* _Problem statement_
Where a line contains the string "Flashing", copy that line.
++++ Data for this exercise
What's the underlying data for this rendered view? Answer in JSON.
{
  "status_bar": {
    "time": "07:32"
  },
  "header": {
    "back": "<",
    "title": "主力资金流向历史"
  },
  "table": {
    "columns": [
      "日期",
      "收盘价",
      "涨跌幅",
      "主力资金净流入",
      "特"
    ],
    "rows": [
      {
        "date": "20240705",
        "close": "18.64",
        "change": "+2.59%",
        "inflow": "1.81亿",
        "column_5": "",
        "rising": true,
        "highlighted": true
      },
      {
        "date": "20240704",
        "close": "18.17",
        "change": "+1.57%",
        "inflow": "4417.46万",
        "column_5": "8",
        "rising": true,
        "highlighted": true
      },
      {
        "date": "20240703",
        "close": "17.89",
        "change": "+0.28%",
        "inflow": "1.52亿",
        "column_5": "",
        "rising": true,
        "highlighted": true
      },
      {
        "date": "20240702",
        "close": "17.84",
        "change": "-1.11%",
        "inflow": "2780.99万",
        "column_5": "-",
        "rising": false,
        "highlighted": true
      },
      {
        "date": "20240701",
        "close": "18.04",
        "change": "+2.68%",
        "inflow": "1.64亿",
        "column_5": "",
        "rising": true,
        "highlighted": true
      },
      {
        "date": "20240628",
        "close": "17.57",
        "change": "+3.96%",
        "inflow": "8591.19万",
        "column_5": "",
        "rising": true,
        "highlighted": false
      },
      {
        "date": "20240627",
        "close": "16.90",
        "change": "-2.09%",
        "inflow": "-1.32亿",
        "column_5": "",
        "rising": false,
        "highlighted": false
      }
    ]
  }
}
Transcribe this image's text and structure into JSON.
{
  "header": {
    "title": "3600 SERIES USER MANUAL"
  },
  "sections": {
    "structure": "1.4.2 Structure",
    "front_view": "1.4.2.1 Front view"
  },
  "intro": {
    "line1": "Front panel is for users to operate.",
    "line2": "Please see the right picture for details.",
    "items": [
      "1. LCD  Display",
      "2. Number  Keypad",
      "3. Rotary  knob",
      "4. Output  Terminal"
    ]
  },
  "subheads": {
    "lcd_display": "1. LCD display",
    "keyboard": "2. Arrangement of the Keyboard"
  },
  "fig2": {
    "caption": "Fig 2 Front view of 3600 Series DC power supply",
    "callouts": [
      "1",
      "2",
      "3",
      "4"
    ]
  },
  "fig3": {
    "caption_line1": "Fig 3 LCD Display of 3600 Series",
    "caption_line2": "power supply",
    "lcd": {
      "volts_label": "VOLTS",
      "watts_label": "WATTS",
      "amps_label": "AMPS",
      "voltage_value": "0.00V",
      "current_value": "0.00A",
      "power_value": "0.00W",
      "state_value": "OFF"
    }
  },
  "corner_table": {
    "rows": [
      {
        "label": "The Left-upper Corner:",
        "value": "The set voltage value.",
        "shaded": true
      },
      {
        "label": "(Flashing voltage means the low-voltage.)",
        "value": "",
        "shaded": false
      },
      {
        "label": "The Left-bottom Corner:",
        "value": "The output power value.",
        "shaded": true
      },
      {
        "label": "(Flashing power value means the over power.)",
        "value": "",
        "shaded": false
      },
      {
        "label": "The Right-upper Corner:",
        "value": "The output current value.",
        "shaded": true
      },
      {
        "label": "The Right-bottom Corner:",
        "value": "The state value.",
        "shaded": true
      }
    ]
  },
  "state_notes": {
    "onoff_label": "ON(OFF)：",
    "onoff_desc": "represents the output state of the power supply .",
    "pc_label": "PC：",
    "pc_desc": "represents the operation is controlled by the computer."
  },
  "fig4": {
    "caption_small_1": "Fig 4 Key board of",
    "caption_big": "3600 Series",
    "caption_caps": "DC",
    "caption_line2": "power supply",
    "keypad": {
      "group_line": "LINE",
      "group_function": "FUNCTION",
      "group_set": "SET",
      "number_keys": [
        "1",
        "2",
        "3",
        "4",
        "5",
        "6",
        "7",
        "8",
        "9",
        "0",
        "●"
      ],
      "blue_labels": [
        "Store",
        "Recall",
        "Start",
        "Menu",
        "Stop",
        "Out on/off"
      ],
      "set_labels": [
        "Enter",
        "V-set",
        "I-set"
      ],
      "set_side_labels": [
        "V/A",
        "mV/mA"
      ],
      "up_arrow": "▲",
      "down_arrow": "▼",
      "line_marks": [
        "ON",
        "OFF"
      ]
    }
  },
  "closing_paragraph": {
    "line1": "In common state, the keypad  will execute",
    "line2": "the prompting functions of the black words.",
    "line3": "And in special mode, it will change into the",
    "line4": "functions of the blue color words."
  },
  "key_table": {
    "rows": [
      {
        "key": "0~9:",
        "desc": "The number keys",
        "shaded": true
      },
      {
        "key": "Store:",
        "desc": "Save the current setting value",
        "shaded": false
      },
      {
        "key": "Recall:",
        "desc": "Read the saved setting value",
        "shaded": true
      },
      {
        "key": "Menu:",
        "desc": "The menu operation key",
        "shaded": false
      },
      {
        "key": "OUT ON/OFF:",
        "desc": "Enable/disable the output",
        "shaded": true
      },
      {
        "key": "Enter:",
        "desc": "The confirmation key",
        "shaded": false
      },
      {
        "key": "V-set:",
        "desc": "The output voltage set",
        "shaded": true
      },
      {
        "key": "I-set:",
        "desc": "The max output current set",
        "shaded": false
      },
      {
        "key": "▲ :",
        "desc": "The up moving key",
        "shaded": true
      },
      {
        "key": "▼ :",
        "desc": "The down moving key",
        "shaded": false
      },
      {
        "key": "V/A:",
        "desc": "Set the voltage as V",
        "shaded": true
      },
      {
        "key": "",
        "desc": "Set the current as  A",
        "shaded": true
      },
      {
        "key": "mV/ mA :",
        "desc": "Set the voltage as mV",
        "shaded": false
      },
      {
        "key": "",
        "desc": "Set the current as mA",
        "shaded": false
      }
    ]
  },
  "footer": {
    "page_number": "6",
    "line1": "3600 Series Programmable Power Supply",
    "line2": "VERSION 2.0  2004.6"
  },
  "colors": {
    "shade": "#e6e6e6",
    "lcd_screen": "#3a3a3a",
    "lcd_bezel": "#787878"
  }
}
++++++++
* _Exercise output_
        "label": "(Flashing voltage means the low-voltage.)",
        "label": "(Flashing power value means the over power.)",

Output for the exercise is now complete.